◆ Document passage
/---

In 2013, J. Tariboon and S. K. Ntouyas [25] defined the q-derivative and q-integral of a continuous function on finite intervals and proved some of its significant properties. In addition, they firstly extended Hölder, Hermite-Hadamard, trapezoid, Ostrowski, Cauchy-Bunyakovsky-Schwarz, Grüss and Grüss-Čebyšev inequalities to q-calculus by using such the definitions, see [26] for more details. Based on these results, there are many publications about q-calculus, see [27,28,29,30,31,32,33,34,35,36,37] and the references cited therein. The further generalization of quantum calculus is post-quantum calculus, denoted by $(p,q)$-calculus, which was first considered by R. Chakrabati and R. Jagannathan [38].

\---

◆ Exercise requirements
- A) According to the q-calculus passage, who first considered post-quantum calculus?
- B) Quote the q-calculus passage from "In 2013, J." up to and including "R. Jagannathan [38].".

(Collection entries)
/---

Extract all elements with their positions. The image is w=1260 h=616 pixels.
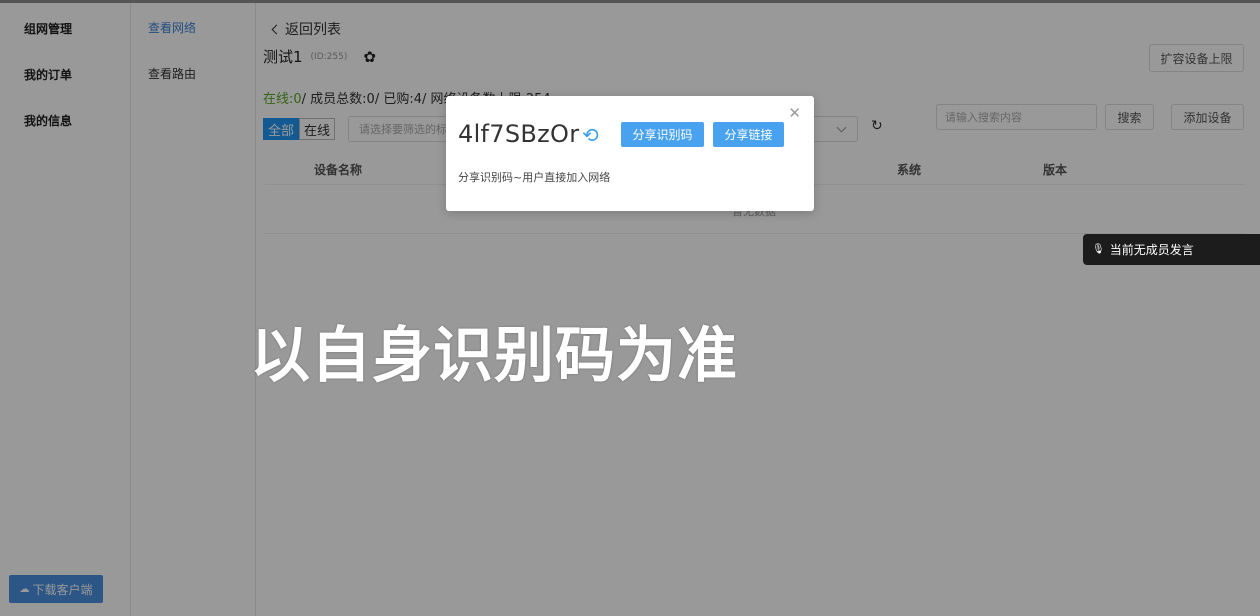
toast-text: 当前无成员发言 bbox=[1109, 243, 1194, 257]
sync-icon[interactable]: ⟲ bbox=[582, 123, 599, 147]
modal-description: 分享识别码~用户直接加入网络 bbox=[458, 171, 611, 184]
share-code-modal: ✕ 4lf7SBzOr ⟲ 分享识别码 分享链接 分享识别码~用户直接加入网络 bbox=[446, 96, 814, 211]
video-caption: 以自身识别码为准 bbox=[250, 321, 738, 391]
microphone-icon: 🎙 bbox=[1092, 244, 1105, 255]
identification-code: 4lf7SBzOr bbox=[458, 120, 580, 148]
speaker-toast: 🎙 当前无成员发言 bbox=[1083, 234, 1260, 265]
close-icon[interactable]: ✕ bbox=[788, 104, 801, 122]
share-link-button[interactable]: 分享链接 bbox=[713, 122, 784, 147]
share-code-button[interactable]: 分享识别码 bbox=[621, 122, 704, 147]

\---

◆ Solution list
- A) R. Chakrabati and R. Jagannathan first considered post-quantum calculus.

- B)
In 2013, J. Tariboon and S. K. Ntouyas [25] defined the q-derivative and q-integral of a continuous function on finite intervals and proved some of its significant properties. In addition, they firstly extended Hölder, Hermite-Hadamard, trapezoid, Ostrowski, Cauchy-Bunyakovsky-Schwarz, Grüss and Grüss-Čebyšev inequalities to q-calculus by using such the definitions, see [26] for more details. Based on these results, there are many publications about q-calculus, see [27,28,29,30,31,32,33,34,35,36,37] and the references cited therein. The further generalization of quantum calculus is post-quantum calculus, denoted by $(p,q)$-calculus, which was first considered by R. Chakrabati and R. Jagannathan [38].